[Stored data entries]
****

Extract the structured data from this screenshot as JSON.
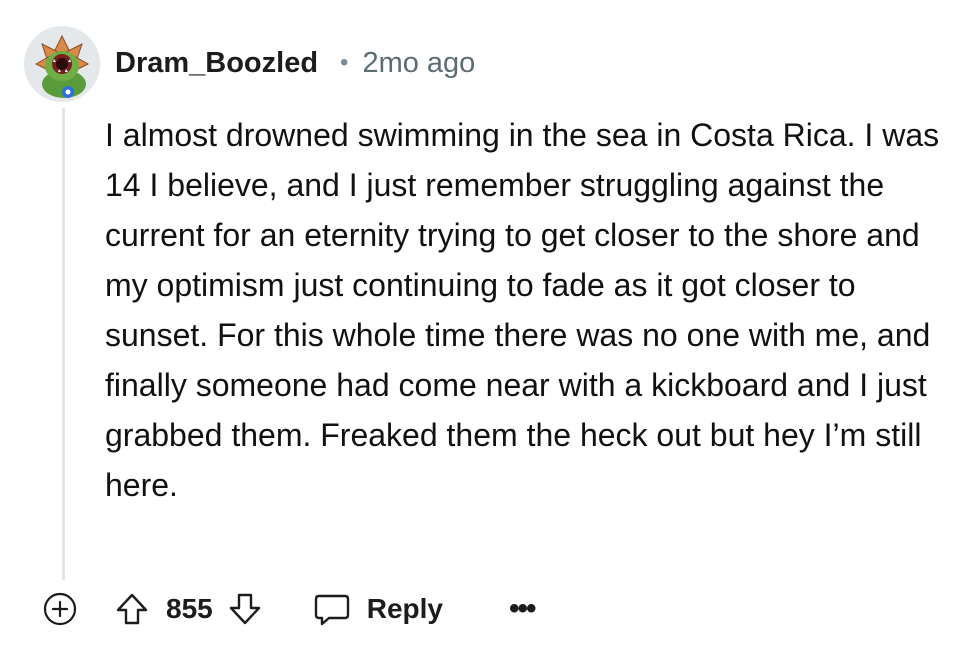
{
  "comment": {
    "username": "Dram_Boozled",
    "separator": "•",
    "timestamp": "2mo ago",
    "body": "I almost drowned swimming in the sea in Costa Rica. I was 14 I believe, and I just remember struggling against the current for an eternity trying to get closer to the shore and my optimism just continuing to fade as it got closer to sunset. For this whole time there was no one with me, and finally someone had come near with a kickboard and I just grabbed them. Freaked them the heck out but hey I’m still here.",
    "vote_count": "855",
    "reply_label": "Reply",
    "more_label": "•••"
  },
  "icons": {
    "avatar": "demogorgon-avatar",
    "expand": "plus-circle-icon",
    "upvote": "arrow-up-icon",
    "downvote": "arrow-down-icon",
    "reply": "speech-bubble-icon",
    "more": "ellipsis-icon"
  },
  "colors": {
    "text": "#1a1a1b",
    "muted": "#5c6c74",
    "thread_line": "#dfe4e7",
    "avatar_bg": "#e4e8ea"
  }
}
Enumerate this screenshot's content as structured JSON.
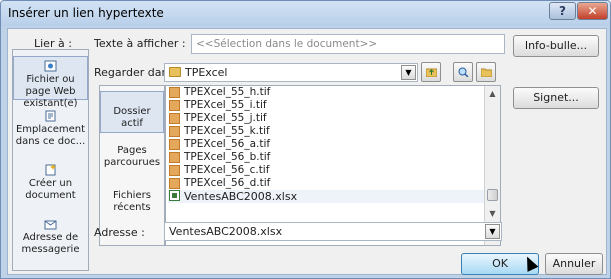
{
  "window": {
    "title": "Insérer un lien hypertexte",
    "help_label": "?",
    "close_label": "✕"
  },
  "link_to": {
    "label": "Lier à :",
    "items": [
      {
        "label": "Fichier ou page Web existant(e)",
        "icon": "web-page-icon",
        "selected": true
      },
      {
        "label": "Emplacement dans ce doc...",
        "icon": "document-place-icon",
        "selected": false
      },
      {
        "label": "Créer un document",
        "icon": "new-document-icon",
        "selected": false
      },
      {
        "label": "Adresse de messagerie",
        "icon": "email-icon",
        "selected": false
      }
    ]
  },
  "text_to_display": {
    "label": "Texte à afficher :",
    "value": "<<Sélection dans le document>>"
  },
  "look_in": {
    "label": "Regarder dans :",
    "value": "TPExcel"
  },
  "side_panel": [
    {
      "label": "Dossier actif",
      "selected": true
    },
    {
      "label": "Pages parcourues",
      "selected": false
    },
    {
      "label": "Fichiers récents",
      "selected": false
    }
  ],
  "files": [
    {
      "name": "TPEXcel_55_h.tif",
      "type": "tif"
    },
    {
      "name": "TPEXcel_55_i.tif",
      "type": "tif"
    },
    {
      "name": "TPEXcel_55_j.tif",
      "type": "tif"
    },
    {
      "name": "TPEXcel_55_k.tif",
      "type": "tif"
    },
    {
      "name": "TPEXcel_56_a.tif",
      "type": "tif"
    },
    {
      "name": "TPEXcel_56_b.tif",
      "type": "tif"
    },
    {
      "name": "TPEXcel_56_c.tif",
      "type": "tif"
    },
    {
      "name": "TPEXcel_56_d.tif",
      "type": "tif"
    },
    {
      "name": "VentesABC2008.xlsx",
      "type": "xlsx"
    }
  ],
  "address": {
    "label": "Adresse :",
    "value": "VentesABC2008.xlsx"
  },
  "buttons": {
    "screentip": "Info-bulle...",
    "bookmark": "Signet...",
    "ok": "OK",
    "cancel": "Annuler"
  }
}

****

Pick out lines containing the word "value", each one as written.

Complete answer:
    "value": "<<Sélection dans le document>>"
    "value": "TPExcel"
    "value": "VentesABC2008.xlsx"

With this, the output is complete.